§ Extracto del documento
Le pregunté cuánto dinero quería por la computadora y me dijo que averiguara cuánto estaban dispuestos a pagar. Tuve que insistir varias veces para que me dijera una cifra, hasta que lo convencí: “La computadora sola, vale 4 mil dólares. Si quiero, la vendo en ese precio, pero además está la información, los guiones… No sé cuánto vale, pero es caro”, me dijo antes de despedirnos.

Al subir a mi coche tiritaba de emoción y de temor. Miraba mi cámara de fotos en el asiento del acompañante como a un tesoro. Llegué a enorgullecerme por ser “la única persona en el mundo” que tenía esa información. Llamé a Javiera: “Tengo las fotos. Es la computadora de Coppola”, le dije. Media hora después, mientras copiábamos las fotos en la PC de Javiera, nos reíamos de los nervios. Le conté cuáles eran los cálculos del Chungo: cuatro mil dólares por el equipo, más otro precio por la información que contenía.

Ella estaba indignada. La violación de la intimidad de Francis –como ella lo llamaba– le parecía inaceptable. Javiera vive en un mundo diametralmente opuesto al de la delincuencia. Y los odia. Su realidad cotidiana y la de gente como Chungo solo se cruzan en las noticias, en las crónicas de los diarios o en un semáforo, cuando alguien la aborda para limpiarle el parabrisas. Me cuenta que una vez ella misma fue asaltada. Está convencida de que tipos como el Chungo son un flagelo para la sociedad y deberían estar en la cárcel. No considera que un delincuente no se “hace” solo. No se cuestiona las condiciones de vida que llevan a que una persona tenga una conducta determinada, producto del mundo en el que vivió sus años más importantes, los de la niñez, los de la educación, donde aprenden lo que está bien y lo que está mal, lo que deben hacer y lo que no. Y por supuesto, Javiera tiene ganas de llamar a la policía.

Sin embargo, para mi tranquilidad, ella también sabe que en Argentina la relación entre la policía y los delincuentes es muchas veces de complicidad. Y que en cualquier caso, si ellos quieren encontrar al Chungo antes de que terminemos la negociación, el riesgo de que el barra brava me pase la cuenta es real. La verdad es que los dos estábamos sumamente incómodos y nerviosos con toda la situación. Nos abrumaba tanto el hecho de estar legitimando el robo al negociar con Chungo, como la posibilidad de que la policía se enterase.

Mientras analizábamos este panorama, planteé que me quería bajar del trato. “Si vos te bajás, yo también y se acaba el problema”, dijo Javiera. Casi acepto. Pero algo me impulsaba a continuar.

§ Información proporcionada
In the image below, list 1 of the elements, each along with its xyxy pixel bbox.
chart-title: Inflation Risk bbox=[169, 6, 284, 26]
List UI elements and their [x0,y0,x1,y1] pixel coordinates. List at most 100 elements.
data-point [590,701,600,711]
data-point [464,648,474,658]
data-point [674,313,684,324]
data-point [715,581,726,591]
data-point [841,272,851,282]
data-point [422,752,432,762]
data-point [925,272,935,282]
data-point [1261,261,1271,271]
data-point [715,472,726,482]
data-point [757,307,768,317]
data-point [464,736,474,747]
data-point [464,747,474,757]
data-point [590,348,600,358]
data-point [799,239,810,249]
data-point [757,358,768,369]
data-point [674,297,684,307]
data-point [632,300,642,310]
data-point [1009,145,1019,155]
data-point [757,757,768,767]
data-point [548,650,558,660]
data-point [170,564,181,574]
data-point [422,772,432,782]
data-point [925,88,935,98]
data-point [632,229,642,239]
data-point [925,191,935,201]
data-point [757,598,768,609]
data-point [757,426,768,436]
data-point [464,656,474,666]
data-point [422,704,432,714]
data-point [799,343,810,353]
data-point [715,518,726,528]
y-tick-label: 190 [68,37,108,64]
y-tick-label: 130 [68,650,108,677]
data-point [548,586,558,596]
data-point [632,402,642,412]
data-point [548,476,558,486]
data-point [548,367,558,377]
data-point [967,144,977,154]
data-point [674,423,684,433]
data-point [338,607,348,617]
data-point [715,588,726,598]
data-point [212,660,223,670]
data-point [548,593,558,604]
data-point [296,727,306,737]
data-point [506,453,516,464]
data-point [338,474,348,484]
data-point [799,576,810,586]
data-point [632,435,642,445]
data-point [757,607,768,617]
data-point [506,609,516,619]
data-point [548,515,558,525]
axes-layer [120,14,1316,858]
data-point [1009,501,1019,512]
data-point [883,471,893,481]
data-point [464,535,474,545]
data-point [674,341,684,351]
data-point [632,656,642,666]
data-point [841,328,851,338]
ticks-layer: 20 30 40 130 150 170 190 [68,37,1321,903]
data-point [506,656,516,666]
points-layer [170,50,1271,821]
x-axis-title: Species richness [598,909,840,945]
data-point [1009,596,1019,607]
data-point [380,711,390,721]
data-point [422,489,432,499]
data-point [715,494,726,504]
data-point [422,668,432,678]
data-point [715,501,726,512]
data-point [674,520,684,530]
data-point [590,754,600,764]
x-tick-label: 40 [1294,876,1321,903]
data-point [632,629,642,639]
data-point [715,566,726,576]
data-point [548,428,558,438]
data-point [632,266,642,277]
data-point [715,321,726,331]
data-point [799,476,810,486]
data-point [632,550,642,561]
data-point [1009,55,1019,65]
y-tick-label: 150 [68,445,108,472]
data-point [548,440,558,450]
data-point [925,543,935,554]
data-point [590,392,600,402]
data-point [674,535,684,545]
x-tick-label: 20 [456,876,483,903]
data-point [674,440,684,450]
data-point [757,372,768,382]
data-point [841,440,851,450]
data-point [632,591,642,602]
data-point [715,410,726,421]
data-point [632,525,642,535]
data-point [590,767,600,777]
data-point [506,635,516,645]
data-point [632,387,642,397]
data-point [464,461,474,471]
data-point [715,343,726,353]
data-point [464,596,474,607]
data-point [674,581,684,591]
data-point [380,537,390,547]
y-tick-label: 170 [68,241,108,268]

§ Consigna
Según el extracto del documento, ¿qué precio le puso el Chungo a la computadora sola? Este material proviene de una fuente distinta.

§ Ejercicio resuelto
Cuatro mil dólares.